§ Work to do
Pick every line with "monitor" from the material below.
::::
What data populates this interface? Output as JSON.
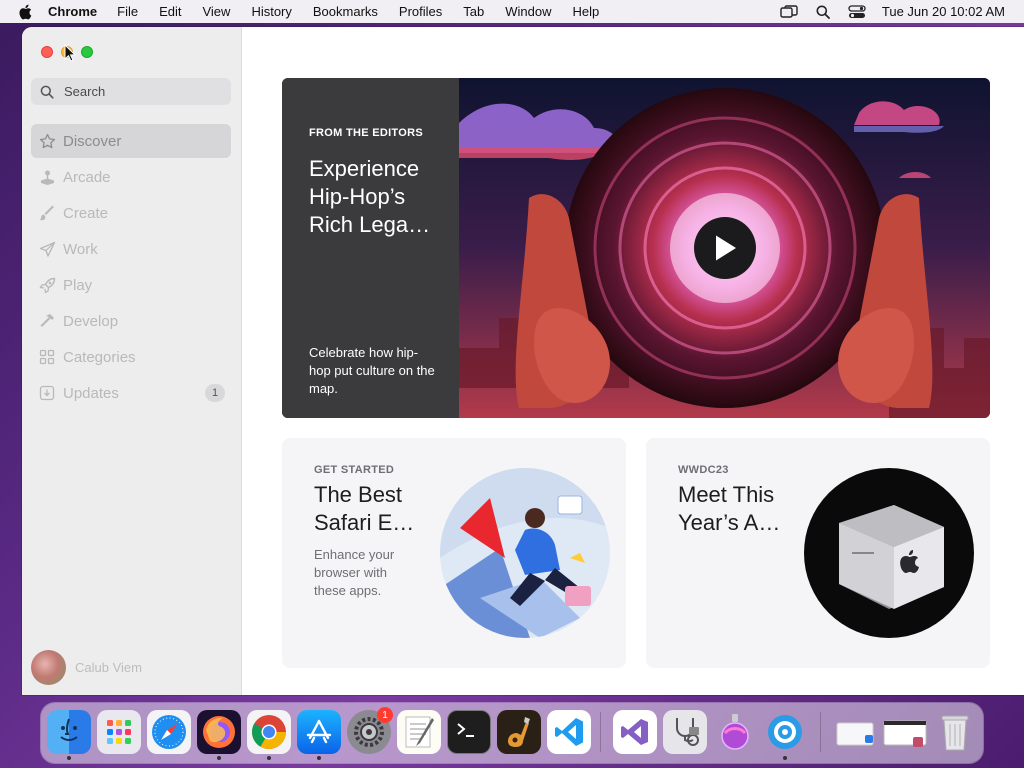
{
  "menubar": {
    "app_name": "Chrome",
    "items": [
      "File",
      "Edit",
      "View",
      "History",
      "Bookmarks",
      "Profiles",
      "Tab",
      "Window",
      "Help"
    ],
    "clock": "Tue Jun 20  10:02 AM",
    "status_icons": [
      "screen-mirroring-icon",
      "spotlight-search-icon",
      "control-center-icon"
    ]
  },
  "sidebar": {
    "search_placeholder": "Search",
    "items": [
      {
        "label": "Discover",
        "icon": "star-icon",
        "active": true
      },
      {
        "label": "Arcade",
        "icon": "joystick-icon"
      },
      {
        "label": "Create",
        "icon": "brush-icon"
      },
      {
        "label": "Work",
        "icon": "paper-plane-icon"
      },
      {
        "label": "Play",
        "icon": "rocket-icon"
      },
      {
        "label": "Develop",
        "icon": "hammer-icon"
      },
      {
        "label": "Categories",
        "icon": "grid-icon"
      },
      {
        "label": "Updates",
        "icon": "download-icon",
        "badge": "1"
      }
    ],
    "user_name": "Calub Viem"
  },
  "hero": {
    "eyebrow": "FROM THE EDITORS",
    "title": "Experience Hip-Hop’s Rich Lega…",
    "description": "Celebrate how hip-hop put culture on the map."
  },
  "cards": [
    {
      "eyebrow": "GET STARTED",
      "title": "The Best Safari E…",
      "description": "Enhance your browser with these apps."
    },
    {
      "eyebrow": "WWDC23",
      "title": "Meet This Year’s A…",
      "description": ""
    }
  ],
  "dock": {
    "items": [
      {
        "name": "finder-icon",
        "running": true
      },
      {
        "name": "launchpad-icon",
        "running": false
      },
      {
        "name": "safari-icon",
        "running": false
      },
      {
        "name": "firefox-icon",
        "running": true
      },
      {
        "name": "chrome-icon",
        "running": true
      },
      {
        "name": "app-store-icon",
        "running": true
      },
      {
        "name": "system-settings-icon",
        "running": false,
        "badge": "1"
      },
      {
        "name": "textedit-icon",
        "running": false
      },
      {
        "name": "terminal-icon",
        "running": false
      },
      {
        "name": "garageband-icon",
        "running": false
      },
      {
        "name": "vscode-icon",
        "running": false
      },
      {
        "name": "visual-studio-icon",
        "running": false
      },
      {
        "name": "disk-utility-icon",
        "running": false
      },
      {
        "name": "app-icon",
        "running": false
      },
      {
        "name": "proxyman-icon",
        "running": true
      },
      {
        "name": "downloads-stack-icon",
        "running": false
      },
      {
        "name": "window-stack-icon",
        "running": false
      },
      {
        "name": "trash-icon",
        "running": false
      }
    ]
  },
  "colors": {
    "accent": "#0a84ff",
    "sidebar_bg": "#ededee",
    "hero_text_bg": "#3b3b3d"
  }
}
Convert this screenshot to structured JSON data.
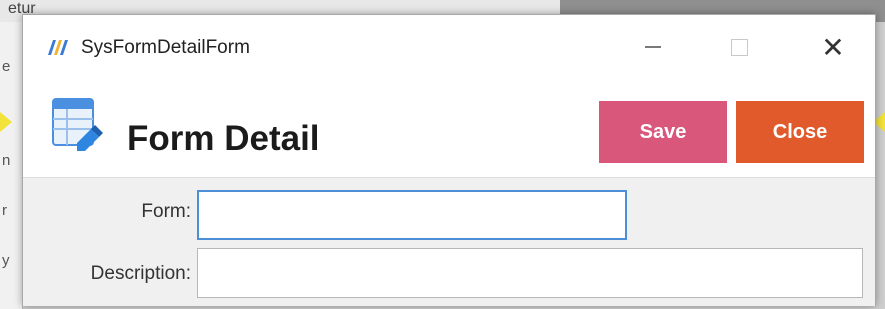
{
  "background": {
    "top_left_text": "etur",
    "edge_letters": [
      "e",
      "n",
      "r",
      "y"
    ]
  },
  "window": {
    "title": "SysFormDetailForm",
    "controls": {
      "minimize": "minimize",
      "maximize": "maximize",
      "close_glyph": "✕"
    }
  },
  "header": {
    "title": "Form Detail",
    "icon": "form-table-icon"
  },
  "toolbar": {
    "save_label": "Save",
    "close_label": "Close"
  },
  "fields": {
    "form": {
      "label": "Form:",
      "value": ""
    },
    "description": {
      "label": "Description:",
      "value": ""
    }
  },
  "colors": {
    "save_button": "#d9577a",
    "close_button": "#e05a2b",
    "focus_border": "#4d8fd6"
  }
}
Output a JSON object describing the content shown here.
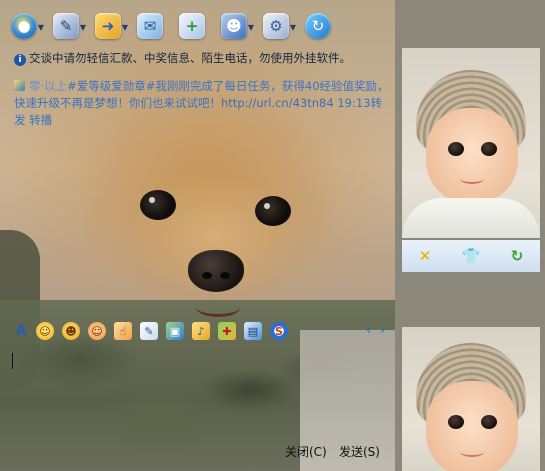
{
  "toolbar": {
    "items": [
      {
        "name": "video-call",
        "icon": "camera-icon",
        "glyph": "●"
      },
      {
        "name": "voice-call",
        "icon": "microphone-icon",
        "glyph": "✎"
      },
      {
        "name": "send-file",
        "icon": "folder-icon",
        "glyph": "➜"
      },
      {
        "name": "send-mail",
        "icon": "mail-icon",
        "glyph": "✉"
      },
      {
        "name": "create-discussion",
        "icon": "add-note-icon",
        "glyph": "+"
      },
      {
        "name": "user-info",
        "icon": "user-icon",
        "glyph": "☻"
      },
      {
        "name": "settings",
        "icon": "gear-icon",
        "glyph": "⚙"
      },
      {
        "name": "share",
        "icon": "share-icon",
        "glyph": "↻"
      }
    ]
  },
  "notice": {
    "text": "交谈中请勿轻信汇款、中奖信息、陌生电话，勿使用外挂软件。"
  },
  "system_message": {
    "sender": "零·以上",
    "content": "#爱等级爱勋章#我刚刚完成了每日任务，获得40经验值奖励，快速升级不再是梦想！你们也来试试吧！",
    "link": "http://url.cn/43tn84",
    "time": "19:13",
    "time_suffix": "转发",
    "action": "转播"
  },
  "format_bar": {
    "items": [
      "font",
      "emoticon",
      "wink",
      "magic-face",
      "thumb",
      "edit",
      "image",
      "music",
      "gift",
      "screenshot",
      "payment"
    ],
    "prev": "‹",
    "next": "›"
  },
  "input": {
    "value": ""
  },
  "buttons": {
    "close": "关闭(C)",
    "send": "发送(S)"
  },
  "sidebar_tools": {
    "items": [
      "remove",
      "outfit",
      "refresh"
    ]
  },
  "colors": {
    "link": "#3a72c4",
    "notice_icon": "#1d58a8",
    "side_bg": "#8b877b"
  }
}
::::
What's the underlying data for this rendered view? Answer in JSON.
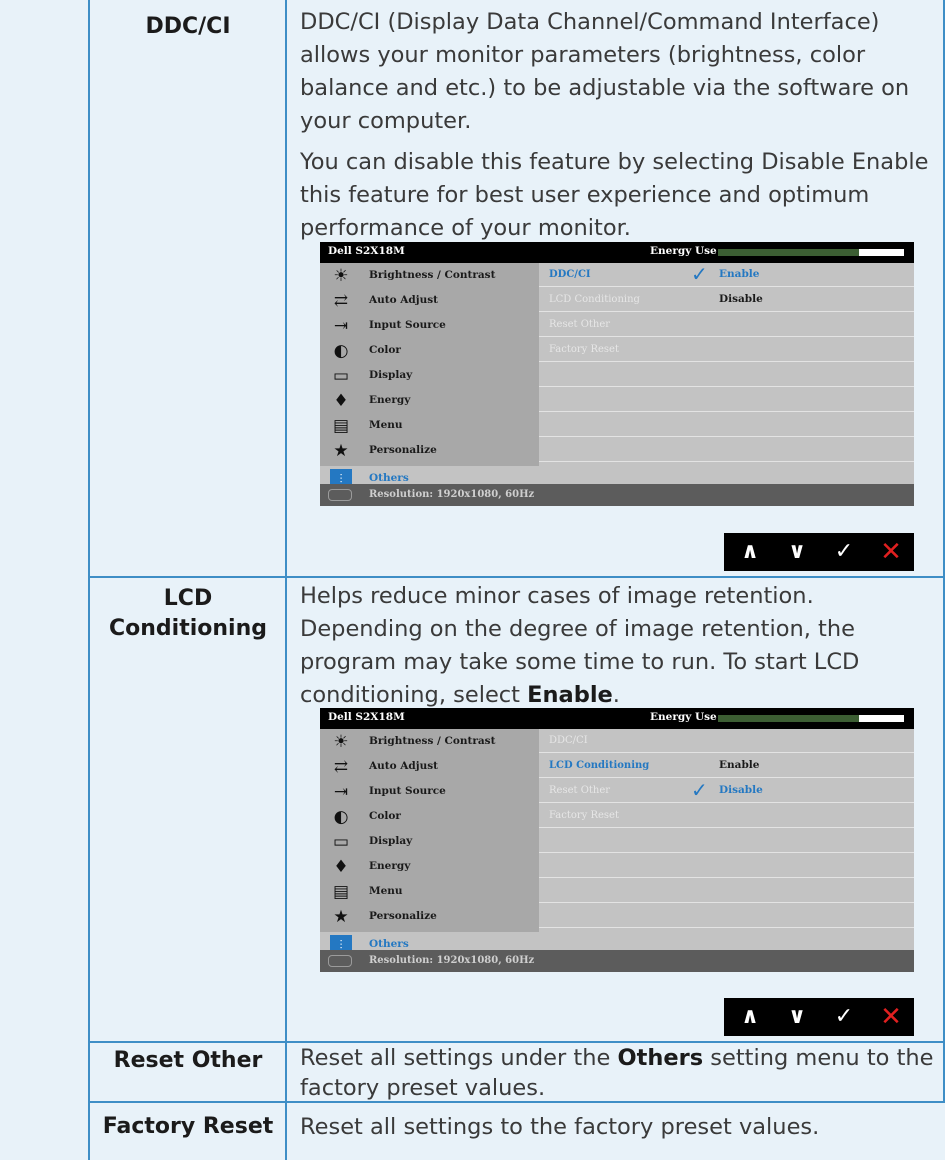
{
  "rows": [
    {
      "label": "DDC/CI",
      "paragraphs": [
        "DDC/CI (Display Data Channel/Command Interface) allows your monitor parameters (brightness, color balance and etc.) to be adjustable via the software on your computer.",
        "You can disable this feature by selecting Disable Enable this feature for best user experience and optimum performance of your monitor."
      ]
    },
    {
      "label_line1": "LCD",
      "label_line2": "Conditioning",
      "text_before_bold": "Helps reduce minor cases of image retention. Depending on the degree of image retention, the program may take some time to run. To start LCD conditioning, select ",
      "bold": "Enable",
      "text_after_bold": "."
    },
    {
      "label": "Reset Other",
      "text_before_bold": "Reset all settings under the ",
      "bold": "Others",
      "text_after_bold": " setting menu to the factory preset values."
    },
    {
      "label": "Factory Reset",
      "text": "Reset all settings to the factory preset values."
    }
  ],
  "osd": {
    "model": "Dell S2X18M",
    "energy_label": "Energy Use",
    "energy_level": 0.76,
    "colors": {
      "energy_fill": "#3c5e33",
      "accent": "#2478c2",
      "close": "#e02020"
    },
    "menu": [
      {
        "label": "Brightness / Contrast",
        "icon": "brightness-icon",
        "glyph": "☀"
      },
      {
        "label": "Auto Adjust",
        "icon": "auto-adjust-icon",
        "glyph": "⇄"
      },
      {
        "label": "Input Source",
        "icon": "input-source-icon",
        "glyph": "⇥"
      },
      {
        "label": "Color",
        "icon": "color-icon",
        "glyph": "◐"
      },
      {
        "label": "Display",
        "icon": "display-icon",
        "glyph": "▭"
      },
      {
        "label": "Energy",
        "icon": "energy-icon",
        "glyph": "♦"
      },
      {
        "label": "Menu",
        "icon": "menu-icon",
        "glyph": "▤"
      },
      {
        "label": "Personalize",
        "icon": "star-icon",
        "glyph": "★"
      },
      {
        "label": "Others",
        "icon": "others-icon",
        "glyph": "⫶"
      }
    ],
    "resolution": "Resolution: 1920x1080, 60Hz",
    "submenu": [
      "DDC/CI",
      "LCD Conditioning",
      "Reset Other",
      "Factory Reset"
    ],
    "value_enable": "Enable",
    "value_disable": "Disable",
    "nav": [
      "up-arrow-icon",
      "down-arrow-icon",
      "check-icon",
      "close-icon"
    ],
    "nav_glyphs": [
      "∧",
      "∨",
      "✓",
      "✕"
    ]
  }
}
::::
§ Reply to the exercise
        "DDC/CI (Display Data Channel/Command Interface) allows your monitor parameters (brightness, color balance and etc.) to be adjustable via the software on your computer.",
        "You can disable this feature by selecting Disable Enable this feature for best user experience and optimum performance of your monitor."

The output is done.